## TO DO
Output every record below exactly as it appears.

Extracted records
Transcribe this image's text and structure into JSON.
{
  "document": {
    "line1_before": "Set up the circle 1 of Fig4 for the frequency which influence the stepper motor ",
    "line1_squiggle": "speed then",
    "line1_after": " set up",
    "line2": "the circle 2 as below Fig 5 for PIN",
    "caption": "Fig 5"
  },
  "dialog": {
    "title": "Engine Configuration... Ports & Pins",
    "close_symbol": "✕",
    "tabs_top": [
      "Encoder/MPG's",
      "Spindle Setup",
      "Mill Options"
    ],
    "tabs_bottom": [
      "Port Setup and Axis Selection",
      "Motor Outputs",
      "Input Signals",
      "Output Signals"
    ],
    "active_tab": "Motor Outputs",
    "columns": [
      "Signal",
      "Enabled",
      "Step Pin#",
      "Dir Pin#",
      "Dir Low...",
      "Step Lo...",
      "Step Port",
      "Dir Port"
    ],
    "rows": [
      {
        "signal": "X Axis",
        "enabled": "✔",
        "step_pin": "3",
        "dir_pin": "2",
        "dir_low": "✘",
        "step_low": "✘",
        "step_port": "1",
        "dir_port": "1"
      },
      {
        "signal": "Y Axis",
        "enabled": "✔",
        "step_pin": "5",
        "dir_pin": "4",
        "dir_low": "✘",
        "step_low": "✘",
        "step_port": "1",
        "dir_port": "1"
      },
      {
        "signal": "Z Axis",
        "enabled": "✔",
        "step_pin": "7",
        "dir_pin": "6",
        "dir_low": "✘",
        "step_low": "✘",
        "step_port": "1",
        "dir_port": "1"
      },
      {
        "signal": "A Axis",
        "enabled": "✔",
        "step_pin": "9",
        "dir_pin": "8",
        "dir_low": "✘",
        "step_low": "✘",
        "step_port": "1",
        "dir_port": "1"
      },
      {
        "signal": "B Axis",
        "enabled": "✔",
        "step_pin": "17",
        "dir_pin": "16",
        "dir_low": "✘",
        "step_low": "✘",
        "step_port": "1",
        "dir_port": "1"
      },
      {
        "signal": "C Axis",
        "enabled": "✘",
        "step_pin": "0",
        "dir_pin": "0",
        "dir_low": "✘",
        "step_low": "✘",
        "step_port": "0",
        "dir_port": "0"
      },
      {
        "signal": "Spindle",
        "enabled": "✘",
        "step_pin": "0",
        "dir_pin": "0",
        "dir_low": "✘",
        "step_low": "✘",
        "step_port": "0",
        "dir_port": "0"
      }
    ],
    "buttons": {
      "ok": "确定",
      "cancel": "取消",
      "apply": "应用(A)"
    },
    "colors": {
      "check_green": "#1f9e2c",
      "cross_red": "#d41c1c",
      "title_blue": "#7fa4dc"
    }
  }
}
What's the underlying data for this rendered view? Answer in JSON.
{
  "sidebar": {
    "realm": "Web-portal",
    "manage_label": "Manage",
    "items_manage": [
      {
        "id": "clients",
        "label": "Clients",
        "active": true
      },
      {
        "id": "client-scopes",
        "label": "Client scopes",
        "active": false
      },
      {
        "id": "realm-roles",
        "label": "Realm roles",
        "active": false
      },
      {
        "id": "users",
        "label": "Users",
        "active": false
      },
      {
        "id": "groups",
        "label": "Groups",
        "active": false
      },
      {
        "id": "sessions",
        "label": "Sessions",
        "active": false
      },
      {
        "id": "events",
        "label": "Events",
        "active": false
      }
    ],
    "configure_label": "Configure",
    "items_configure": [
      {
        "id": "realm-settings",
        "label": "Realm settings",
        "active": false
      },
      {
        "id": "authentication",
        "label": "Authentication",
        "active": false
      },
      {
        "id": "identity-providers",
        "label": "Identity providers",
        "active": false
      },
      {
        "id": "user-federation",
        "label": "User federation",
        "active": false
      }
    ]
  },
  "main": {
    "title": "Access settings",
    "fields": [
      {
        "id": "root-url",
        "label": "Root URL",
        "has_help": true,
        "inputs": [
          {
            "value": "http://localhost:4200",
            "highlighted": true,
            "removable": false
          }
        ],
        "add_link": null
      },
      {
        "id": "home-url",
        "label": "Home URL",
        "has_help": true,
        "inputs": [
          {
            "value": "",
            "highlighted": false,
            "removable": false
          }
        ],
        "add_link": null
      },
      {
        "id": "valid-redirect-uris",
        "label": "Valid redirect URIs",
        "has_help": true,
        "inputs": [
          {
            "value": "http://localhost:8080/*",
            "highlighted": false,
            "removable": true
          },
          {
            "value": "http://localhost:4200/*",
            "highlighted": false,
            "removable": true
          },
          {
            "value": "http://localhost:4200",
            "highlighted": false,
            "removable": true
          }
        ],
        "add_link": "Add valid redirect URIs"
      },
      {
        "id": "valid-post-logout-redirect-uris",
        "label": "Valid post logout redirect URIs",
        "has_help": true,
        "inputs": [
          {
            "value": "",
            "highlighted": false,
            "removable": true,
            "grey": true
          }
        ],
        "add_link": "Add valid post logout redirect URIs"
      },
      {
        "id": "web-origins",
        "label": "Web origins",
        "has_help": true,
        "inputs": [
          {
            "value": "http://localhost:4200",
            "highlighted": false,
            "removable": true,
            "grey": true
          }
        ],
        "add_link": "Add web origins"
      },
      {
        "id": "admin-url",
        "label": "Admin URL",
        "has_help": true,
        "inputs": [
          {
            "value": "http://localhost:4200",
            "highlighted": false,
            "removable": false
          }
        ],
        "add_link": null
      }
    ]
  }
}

## RESULT OF THE EXERCISE
Transcribe this image's text and structure into JSON.
{
  "document": {
    "line1_before": "Set up the circle 1 of Fig4 for the frequency which influence the stepper motor ",
    "line1_squiggle": "speed then",
    "line1_after": " set up",
    "line2": "the circle 2 as below Fig 5 for PIN",
    "caption": "Fig 5"
  },
  "dialog": {
    "title": "Engine Configuration... Ports & Pins",
    "close_symbol": "✕",
    "tabs_top": [
      "Encoder/MPG's",
      "Spindle Setup",
      "Mill Options"
    ],
    "tabs_bottom": [
      "Port Setup and Axis Selection",
      "Motor Outputs",
      "Input Signals",
      "Output Signals"
    ],
    "active_tab": "Motor Outputs",
    "columns": [
      "Signal",
      "Enabled",
      "Step Pin#",
      "Dir Pin#",
      "Dir Low...",
      "Step Lo...",
      "Step Port",
      "Dir Port"
    ],
    "rows": [
      {
        "signal": "X Axis",
        "enabled": "✔",
        "step_pin": "3",
        "dir_pin": "2",
        "dir_low": "✘",
        "step_low": "✘",
        "step_port": "1",
        "dir_port": "1"
      },
      {
        "signal": "Y Axis",
        "enabled": "✔",
        "step_pin": "5",
        "dir_pin": "4",
        "dir_low": "✘",
        "step_low": "✘",
        "step_port": "1",
        "dir_port": "1"
      },
      {
        "signal": "Z Axis",
        "enabled": "✔",
        "step_pin": "7",
        "dir_pin": "6",
        "dir_low": "✘",
        "step_low": "✘",
        "step_port": "1",
        "dir_port": "1"
      },
      {
        "signal": "A Axis",
        "enabled": "✔",
        "step_pin": "9",
        "dir_pin": "8",
        "dir_low": "✘",
        "step_low": "✘",
        "step_port": "1",
        "dir_port": "1"
      },
      {
        "signal": "B Axis",
        "enabled": "✔",
        "step_pin": "17",
        "dir_pin": "16",
        "dir_low": "✘",
        "step_low": "✘",
        "step_port": "1",
        "dir_port": "1"
      },
      {
        "signal": "C Axis",
        "enabled": "✘",
        "step_pin": "0",
        "dir_pin": "0",
        "dir_low": "✘",
        "step_low": "✘",
        "step_port": "0",
        "dir_port": "0"
      },
      {
        "signal": "Spindle",
        "enabled": "✘",
        "step_pin": "0",
        "dir_pin": "0",
        "dir_low": "✘",
        "step_low": "✘",
        "step_port": "0",
        "dir_port": "0"
      }
    ],
    "buttons": {
      "ok": "确定",
      "cancel": "取消",
      "apply": "应用(A)"
    },
    "colors": {
      "check_green": "#1f9e2c",
      "cross_red": "#d41c1c",
      "title_blue": "#7fa4dc"
    }
  }
}
What's the underlying data for this rendered view? Answer in JSON.
{
  "sidebar": {
    "realm": "Web-portal",
    "manage_label": "Manage",
    "items_manage": [
      {
        "id": "clients",
        "label": "Clients",
        "active": true
      },
      {
        "id": "client-scopes",
        "label": "Client scopes",
        "active": false
      },
      {
        "id": "realm-roles",
        "label": "Realm roles",
        "active": false
      },
      {
        "id": "users",
        "label": "Users",
        "active": false
      },
      {
        "id": "groups",
        "label": "Groups",
        "active": false
      },
      {
        "id": "sessions",
        "label": "Sessions",
        "active": false
      },
      {
        "id": "events",
        "label": "Events",
        "active": false
      }
    ],
    "configure_label": "Configure",
    "items_configure": [
      {
        "id": "realm-settings",
        "label": "Realm settings",
        "active": false
      },
      {
        "id": "authentication",
        "label": "Authentication",
        "active": false
      },
      {
        "id": "identity-providers",
        "label": "Identity providers",
        "active": false
      },
      {
        "id": "user-federation",
        "label": "User federation",
        "active": false
      }
    ]
  },
  "main": {
    "title": "Access settings",
    "fields": [
      {
        "id": "root-url",
        "label": "Root URL",
        "has_help": true,
        "inputs": [
          {
            "value": "http://localhost:4200",
            "highlighted": true,
            "removable": false
          }
        ],
        "add_link": null
      },
      {
        "id": "home-url",
        "label": "Home URL",
        "has_help": true,
        "inputs": [
          {
            "value": "",
            "highlighted": false,
            "removable": false
          }
        ],
        "add_link": null
      },
      {
        "id": "valid-redirect-uris",
        "label": "Valid redirect URIs",
        "has_help": true,
        "inputs": [
          {
            "value": "http://localhost:8080/*",
            "highlighted": false,
            "removable": true
          },
          {
            "value": "http://localhost:4200/*",
            "highlighted": false,
            "removable": true
          },
          {
            "value": "http://localhost:4200",
            "highlighted": false,
            "removable": true
          }
        ],
        "add_link": "Add valid redirect URIs"
      },
      {
        "id": "valid-post-logout-redirect-uris",
        "label": "Valid post logout redirect URIs",
        "has_help": true,
        "inputs": [
          {
            "value": "",
            "highlighted": false,
            "removable": true,
            "grey": true
          }
        ],
        "add_link": "Add valid post logout redirect URIs"
      },
      {
        "id": "web-origins",
        "label": "Web origins",
        "has_help": true,
        "inputs": [
          {
            "value": "http://localhost:4200",
            "highlighted": false,
            "removable": true,
            "grey": true
          }
        ],
        "add_link": "Add web origins"
      },
      {
        "id": "admin-url",
        "label": "Admin URL",
        "has_help": true,
        "inputs": [
          {
            "value": "http://localhost:4200",
            "highlighted": false,
            "removable": false
          }
        ],
        "add_link": null
      }
    ]
  }
}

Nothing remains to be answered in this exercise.